Retype the listing that follows, exactly as written.

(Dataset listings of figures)
-*-

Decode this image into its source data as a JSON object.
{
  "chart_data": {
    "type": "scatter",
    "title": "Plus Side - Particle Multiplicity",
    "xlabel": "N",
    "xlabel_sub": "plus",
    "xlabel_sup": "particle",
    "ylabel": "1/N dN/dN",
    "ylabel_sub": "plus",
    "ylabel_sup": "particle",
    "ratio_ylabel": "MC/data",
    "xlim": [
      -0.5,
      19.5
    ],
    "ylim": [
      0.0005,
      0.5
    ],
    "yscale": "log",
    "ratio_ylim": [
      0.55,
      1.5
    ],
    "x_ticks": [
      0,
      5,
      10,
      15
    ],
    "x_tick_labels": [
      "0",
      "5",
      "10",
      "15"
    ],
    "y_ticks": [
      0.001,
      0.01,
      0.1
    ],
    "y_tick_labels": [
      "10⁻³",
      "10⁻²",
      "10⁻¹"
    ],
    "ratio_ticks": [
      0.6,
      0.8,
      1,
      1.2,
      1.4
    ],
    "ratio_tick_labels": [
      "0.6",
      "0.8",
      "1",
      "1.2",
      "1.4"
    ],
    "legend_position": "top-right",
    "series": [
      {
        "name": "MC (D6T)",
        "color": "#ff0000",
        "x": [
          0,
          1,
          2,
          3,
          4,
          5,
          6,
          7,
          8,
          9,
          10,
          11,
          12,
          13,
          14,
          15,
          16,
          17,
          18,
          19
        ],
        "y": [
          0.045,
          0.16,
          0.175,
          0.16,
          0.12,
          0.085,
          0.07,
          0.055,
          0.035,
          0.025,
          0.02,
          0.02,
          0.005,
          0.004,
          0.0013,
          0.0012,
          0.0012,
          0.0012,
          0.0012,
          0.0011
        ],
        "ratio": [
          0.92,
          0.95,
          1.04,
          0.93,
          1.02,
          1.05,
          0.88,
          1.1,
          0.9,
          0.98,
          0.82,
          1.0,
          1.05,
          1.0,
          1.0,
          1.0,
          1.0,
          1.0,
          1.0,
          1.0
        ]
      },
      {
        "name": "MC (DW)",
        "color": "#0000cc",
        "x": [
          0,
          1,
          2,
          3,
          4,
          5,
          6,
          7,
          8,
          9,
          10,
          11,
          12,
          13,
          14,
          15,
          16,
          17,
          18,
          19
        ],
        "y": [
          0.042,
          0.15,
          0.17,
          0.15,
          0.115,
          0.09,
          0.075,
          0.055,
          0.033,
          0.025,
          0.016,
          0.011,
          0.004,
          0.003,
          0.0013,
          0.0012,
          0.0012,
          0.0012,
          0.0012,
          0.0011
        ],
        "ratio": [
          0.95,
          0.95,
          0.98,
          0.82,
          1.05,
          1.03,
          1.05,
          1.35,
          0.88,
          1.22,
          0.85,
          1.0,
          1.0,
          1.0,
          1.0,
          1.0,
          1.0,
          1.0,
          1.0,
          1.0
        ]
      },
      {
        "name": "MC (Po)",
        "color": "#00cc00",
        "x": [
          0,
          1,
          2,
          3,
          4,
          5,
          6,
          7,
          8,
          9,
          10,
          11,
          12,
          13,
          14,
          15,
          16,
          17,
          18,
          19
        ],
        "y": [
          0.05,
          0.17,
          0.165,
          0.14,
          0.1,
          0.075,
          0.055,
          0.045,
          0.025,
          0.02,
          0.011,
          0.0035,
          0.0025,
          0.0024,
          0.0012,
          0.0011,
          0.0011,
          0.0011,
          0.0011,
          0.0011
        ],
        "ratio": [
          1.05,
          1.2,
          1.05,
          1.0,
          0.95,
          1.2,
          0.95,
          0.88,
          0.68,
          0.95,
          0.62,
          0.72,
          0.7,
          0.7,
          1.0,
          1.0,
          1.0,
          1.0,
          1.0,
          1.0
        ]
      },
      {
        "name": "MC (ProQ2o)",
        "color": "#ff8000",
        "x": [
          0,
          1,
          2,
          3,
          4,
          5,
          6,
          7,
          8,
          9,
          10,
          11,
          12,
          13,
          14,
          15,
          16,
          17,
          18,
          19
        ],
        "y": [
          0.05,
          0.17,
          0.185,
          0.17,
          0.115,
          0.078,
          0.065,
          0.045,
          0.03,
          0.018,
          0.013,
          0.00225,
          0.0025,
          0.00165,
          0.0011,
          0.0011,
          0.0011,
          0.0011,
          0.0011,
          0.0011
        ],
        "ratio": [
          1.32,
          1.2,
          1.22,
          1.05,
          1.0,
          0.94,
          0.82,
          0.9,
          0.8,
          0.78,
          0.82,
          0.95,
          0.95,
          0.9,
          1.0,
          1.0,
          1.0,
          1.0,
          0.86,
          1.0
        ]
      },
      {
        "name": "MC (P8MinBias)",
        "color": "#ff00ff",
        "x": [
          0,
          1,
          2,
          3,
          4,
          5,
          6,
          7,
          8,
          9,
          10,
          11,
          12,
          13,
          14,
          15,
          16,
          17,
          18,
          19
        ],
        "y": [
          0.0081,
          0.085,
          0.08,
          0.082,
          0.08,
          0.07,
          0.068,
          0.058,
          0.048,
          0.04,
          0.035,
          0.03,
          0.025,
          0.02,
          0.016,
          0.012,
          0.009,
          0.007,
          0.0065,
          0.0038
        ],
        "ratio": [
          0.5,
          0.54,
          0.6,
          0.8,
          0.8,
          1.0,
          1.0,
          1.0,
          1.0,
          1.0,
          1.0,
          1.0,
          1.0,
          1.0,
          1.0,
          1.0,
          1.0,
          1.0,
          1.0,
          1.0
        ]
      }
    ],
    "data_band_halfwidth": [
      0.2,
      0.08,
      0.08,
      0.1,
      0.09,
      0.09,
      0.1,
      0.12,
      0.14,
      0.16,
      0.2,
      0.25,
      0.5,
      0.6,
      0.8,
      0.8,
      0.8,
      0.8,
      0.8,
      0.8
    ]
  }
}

-*-

● **Answer for the task**:
Decode this image into its source data as a JSON object.
{
  "chart_data": {
    "type": "scatter",
    "title": "Plus Side - Particle Multiplicity",
    "xlabel": "N",
    "xlabel_sub": "plus",
    "xlabel_sup": "particle",
    "ylabel": "1/N dN/dN",
    "ylabel_sub": "plus",
    "ylabel_sup": "particle",
    "ratio_ylabel": "MC/data",
    "xlim": [
      -0.5,
      19.5
    ],
    "ylim": [
      0.0005,
      0.5
    ],
    "yscale": "log",
    "ratio_ylim": [
      0.55,
      1.5
    ],
    "x_ticks": [
      0,
      5,
      10,
      15
    ],
    "x_tick_labels": [
      "0",
      "5",
      "10",
      "15"
    ],
    "y_ticks": [
      0.001,
      0.01,
      0.1
    ],
    "y_tick_labels": [
      "10⁻³",
      "10⁻²",
      "10⁻¹"
    ],
    "ratio_ticks": [
      0.6,
      0.8,
      1,
      1.2,
      1.4
    ],
    "ratio_tick_labels": [
      "0.6",
      "0.8",
      "1",
      "1.2",
      "1.4"
    ],
    "legend_position": "top-right",
    "series": [
      {
        "name": "MC (D6T)",
        "color": "#ff0000",
        "x": [
          0,
          1,
          2,
          3,
          4,
          5,
          6,
          7,
          8,
          9,
          10,
          11,
          12,
          13,
          14,
          15,
          16,
          17,
          18,
          19
        ],
        "y": [
          0.045,
          0.16,
          0.175,
          0.16,
          0.12,
          0.085,
          0.07,
          0.055,
          0.035,
          0.025,
          0.02,
          0.02,
          0.005,
          0.004,
          0.0013,
          0.0012,
          0.0012,
          0.0012,
          0.0012,
          0.0011
        ],
        "ratio": [
          0.92,
          0.95,
          1.04,
          0.93,
          1.02,
          1.05,
          0.88,
          1.1,
          0.9,
          0.98,
          0.82,
          1.0,
          1.05,
          1.0,
          1.0,
          1.0,
          1.0,
          1.0,
          1.0,
          1.0
        ]
      },
      {
        "name": "MC (DW)",
        "color": "#0000cc",
        "x": [
          0,
          1,
          2,
          3,
          4,
          5,
          6,
          7,
          8,
          9,
          10,
          11,
          12,
          13,
          14,
          15,
          16,
          17,
          18,
          19
        ],
        "y": [
          0.042,
          0.15,
          0.17,
          0.15,
          0.115,
          0.09,
          0.075,
          0.055,
          0.033,
          0.025,
          0.016,
          0.011,
          0.004,
          0.003,
          0.0013,
          0.0012,
          0.0012,
          0.0012,
          0.0012,
          0.0011
        ],
        "ratio": [
          0.95,
          0.95,
          0.98,
          0.82,
          1.05,
          1.03,
          1.05,
          1.35,
          0.88,
          1.22,
          0.85,
          1.0,
          1.0,
          1.0,
          1.0,
          1.0,
          1.0,
          1.0,
          1.0,
          1.0
        ]
      },
      {
        "name": "MC (Po)",
        "color": "#00cc00",
        "x": [
          0,
          1,
          2,
          3,
          4,
          5,
          6,
          7,
          8,
          9,
          10,
          11,
          12,
          13,
          14,
          15,
          16,
          17,
          18,
          19
        ],
        "y": [
          0.05,
          0.17,
          0.165,
          0.14,
          0.1,
          0.075,
          0.055,
          0.045,
          0.025,
          0.02,
          0.011,
          0.0035,
          0.0025,
          0.0024,
          0.0012,
          0.0011,
          0.0011,
          0.0011,
          0.0011,
          0.0011
        ],
        "ratio": [
          1.05,
          1.2,
          1.05,
          1.0,
          0.95,
          1.2,
          0.95,
          0.88,
          0.68,
          0.95,
          0.62,
          0.72,
          0.7,
          0.7,
          1.0,
          1.0,
          1.0,
          1.0,
          1.0,
          1.0
        ]
      },
      {
        "name": "MC (ProQ2o)",
        "color": "#ff8000",
        "x": [
          0,
          1,
          2,
          3,
          4,
          5,
          6,
          7,
          8,
          9,
          10,
          11,
          12,
          13,
          14,
          15,
          16,
          17,
          18,
          19
        ],
        "y": [
          0.05,
          0.17,
          0.185,
          0.17,
          0.115,
          0.078,
          0.065,
          0.045,
          0.03,
          0.018,
          0.013,
          0.00225,
          0.0025,
          0.00165,
          0.0011,
          0.0011,
          0.0011,
          0.0011,
          0.0011,
          0.0011
        ],
        "ratio": [
          1.32,
          1.2,
          1.22,
          1.05,
          1.0,
          0.94,
          0.82,
          0.9,
          0.8,
          0.78,
          0.82,
          0.95,
          0.95,
          0.9,
          1.0,
          1.0,
          1.0,
          1.0,
          0.86,
          1.0
        ]
      },
      {
        "name": "MC (P8MinBias)",
        "color": "#ff00ff",
        "x": [
          0,
          1,
          2,
          3,
          4,
          5,
          6,
          7,
          8,
          9,
          10,
          11,
          12,
          13,
          14,
          15,
          16,
          17,
          18,
          19
        ],
        "y": [
          0.0081,
          0.085,
          0.08,
          0.082,
          0.08,
          0.07,
          0.068,
          0.058,
          0.048,
          0.04,
          0.035,
          0.03,
          0.025,
          0.02,
          0.016,
          0.012,
          0.009,
          0.007,
          0.0065,
          0.0038
        ],
        "ratio": [
          0.5,
          0.54,
          0.6,
          0.8,
          0.8,
          1.0,
          1.0,
          1.0,
          1.0,
          1.0,
          1.0,
          1.0,
          1.0,
          1.0,
          1.0,
          1.0,
          1.0,
          1.0,
          1.0,
          1.0
        ]
      }
    ],
    "data_band_halfwidth": [
      0.2,
      0.08,
      0.08,
      0.1,
      0.09,
      0.09,
      0.1,
      0.12,
      0.14,
      0.16,
      0.2,
      0.25,
      0.5,
      0.6,
      0.8,
      0.8,
      0.8,
      0.8,
      0.8,
      0.8
    ]
  }
}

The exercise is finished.